Pull out every line containing the string "Nikolaoksen".

════════════════

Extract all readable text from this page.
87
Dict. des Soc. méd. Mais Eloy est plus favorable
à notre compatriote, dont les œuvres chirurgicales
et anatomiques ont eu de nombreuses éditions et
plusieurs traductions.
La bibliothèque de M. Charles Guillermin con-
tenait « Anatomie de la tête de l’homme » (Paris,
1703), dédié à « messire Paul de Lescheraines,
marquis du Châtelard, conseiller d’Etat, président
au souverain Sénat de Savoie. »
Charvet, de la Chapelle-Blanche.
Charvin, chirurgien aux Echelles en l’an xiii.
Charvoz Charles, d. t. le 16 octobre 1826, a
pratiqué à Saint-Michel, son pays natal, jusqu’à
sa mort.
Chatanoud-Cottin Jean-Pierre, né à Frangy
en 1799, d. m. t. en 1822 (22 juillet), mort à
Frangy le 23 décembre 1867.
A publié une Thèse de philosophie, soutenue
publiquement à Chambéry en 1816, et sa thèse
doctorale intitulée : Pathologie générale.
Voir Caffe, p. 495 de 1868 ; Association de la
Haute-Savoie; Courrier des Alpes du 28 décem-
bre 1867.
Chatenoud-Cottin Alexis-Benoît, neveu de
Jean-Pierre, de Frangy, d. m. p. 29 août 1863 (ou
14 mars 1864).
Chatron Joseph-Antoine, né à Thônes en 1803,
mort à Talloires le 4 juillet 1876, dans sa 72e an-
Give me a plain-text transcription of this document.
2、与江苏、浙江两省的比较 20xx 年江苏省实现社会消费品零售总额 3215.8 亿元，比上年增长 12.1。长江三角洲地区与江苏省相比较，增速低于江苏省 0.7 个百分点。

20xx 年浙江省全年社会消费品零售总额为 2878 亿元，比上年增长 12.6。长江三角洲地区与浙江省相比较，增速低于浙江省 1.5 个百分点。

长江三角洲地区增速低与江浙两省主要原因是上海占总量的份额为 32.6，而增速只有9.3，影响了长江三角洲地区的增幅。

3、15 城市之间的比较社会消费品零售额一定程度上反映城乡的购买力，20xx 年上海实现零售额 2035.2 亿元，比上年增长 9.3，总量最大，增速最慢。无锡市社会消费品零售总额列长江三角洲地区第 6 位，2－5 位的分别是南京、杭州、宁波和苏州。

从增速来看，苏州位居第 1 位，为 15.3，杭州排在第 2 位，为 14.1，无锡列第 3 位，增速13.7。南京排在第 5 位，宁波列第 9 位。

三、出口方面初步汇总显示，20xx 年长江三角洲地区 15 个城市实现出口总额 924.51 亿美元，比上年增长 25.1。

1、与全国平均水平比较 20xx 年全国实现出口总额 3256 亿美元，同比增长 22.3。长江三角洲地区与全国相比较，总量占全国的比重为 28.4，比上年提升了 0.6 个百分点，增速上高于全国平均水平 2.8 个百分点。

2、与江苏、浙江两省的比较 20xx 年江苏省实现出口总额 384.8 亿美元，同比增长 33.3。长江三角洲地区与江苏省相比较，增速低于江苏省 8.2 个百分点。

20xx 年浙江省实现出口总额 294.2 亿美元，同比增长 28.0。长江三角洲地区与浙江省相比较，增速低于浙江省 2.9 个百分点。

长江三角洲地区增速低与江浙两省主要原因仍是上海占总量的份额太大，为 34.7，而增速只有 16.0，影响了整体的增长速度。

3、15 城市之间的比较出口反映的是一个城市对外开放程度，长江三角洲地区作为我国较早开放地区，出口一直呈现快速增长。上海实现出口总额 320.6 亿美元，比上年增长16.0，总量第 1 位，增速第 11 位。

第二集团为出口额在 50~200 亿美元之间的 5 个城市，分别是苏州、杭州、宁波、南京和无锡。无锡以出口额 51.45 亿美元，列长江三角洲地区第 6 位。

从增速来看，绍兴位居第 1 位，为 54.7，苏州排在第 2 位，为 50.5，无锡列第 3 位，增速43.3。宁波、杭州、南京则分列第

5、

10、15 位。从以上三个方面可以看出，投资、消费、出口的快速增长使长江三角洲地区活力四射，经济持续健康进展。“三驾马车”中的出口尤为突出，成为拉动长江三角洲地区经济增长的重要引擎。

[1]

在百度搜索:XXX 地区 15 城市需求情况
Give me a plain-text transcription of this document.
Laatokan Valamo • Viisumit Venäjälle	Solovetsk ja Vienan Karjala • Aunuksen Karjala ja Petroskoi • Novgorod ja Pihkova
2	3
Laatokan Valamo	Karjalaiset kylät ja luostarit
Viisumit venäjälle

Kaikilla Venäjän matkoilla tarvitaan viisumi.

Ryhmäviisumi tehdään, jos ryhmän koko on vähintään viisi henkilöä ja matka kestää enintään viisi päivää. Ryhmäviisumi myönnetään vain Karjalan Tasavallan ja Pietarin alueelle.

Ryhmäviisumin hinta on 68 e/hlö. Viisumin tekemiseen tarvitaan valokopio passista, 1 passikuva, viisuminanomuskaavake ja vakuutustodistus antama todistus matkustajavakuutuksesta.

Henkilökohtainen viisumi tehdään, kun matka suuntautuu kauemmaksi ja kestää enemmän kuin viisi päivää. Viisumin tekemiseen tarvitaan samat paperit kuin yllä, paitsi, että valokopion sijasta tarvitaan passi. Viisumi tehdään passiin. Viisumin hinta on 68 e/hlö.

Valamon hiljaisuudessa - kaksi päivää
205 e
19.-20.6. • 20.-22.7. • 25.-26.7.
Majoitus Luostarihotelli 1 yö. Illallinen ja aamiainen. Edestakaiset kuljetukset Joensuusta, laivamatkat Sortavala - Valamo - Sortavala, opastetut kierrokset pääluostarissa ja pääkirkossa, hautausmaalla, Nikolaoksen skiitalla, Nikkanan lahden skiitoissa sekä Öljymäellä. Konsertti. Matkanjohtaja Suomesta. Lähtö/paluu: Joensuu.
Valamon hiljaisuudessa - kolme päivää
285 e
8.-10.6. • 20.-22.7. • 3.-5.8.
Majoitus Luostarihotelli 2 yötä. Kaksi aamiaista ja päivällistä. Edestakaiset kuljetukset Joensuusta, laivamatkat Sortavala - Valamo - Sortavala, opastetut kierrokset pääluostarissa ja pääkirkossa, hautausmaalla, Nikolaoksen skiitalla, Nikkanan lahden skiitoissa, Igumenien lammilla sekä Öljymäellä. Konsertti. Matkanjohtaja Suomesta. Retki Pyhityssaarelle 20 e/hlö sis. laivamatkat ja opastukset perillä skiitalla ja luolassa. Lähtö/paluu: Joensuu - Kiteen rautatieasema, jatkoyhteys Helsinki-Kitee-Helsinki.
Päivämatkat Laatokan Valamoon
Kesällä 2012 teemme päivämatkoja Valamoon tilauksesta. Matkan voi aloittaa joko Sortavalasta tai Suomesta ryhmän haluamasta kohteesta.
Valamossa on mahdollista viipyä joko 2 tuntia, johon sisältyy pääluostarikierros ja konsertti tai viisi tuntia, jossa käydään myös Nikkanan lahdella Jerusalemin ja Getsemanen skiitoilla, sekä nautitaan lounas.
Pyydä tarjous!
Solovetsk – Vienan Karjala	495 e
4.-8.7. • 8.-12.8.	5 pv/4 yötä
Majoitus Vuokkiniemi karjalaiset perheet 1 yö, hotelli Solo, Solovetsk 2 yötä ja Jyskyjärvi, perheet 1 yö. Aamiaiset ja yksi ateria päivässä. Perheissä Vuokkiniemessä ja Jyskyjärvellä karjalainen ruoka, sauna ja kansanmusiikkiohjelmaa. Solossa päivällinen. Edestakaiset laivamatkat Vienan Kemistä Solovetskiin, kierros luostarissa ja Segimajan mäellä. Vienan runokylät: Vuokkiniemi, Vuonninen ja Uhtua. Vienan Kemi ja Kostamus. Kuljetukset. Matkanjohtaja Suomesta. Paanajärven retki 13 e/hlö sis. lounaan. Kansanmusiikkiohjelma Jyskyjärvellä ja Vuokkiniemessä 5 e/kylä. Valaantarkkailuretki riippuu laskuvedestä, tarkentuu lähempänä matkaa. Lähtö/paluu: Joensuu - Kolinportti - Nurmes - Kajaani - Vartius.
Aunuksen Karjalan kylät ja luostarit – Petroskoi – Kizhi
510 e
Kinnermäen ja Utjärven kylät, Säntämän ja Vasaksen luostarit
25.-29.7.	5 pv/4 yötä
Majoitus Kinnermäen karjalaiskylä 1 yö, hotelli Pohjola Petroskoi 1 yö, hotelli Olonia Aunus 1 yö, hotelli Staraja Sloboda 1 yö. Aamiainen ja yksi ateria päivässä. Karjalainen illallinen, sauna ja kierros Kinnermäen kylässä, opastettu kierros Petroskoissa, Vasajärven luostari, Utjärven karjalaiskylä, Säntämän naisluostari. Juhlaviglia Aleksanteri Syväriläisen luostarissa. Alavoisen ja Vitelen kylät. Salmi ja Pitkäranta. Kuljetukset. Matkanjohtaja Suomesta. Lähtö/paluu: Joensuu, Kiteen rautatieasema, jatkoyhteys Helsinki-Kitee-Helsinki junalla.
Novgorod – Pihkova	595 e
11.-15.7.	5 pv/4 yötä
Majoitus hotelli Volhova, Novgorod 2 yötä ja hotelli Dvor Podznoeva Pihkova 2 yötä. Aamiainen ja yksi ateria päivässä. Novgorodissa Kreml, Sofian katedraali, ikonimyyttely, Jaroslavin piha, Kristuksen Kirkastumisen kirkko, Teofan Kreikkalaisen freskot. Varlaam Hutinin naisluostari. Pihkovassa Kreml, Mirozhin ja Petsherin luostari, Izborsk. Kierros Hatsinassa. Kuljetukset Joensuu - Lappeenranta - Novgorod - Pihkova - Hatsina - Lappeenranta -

════════════════

[Response for this exercise]:
Majoitus Luostarihotelli 1 yö. Illallinen ja aamiainen. Edestakaiset kuljetukset Joensuusta, laivamatkat Sortavala - Valamo - Sortavala, opastetut kierrokset pääluostarissa ja pääkirkossa, hautausmaalla, Nikolaoksen skiitalla, Nikkanan lahden skiitoissa sekä Öljymäellä. Konsertti. Matkanjohtaja Suomesta. Lähtö/paluu: Joensuu.
Majoitus Luostarihotelli 2 yötä. Kaksi aamiaista ja päivällistä. Edestakaiset kuljetukset Joensuusta, laivamatkat Sortavala - Valamo - Sortavala, opastetut kierrokset pääluostarissa ja pääkirkossa, hautausmaalla, Nikolaoksen skiitalla, Nikkanan lahden skiitoissa, Igumenien lammilla sekä Öljymäellä. Konsertti. Matkanjohtaja Suomesta. Retki Pyhityssaarelle 20 e/hlö sis. laivamatkat ja opastukset perillä skiitalla ja luolassa. Lähtö/paluu: Joensuu - Kiteen rautatieasema, jatkoyhteys Helsinki-Kitee-Helsinki.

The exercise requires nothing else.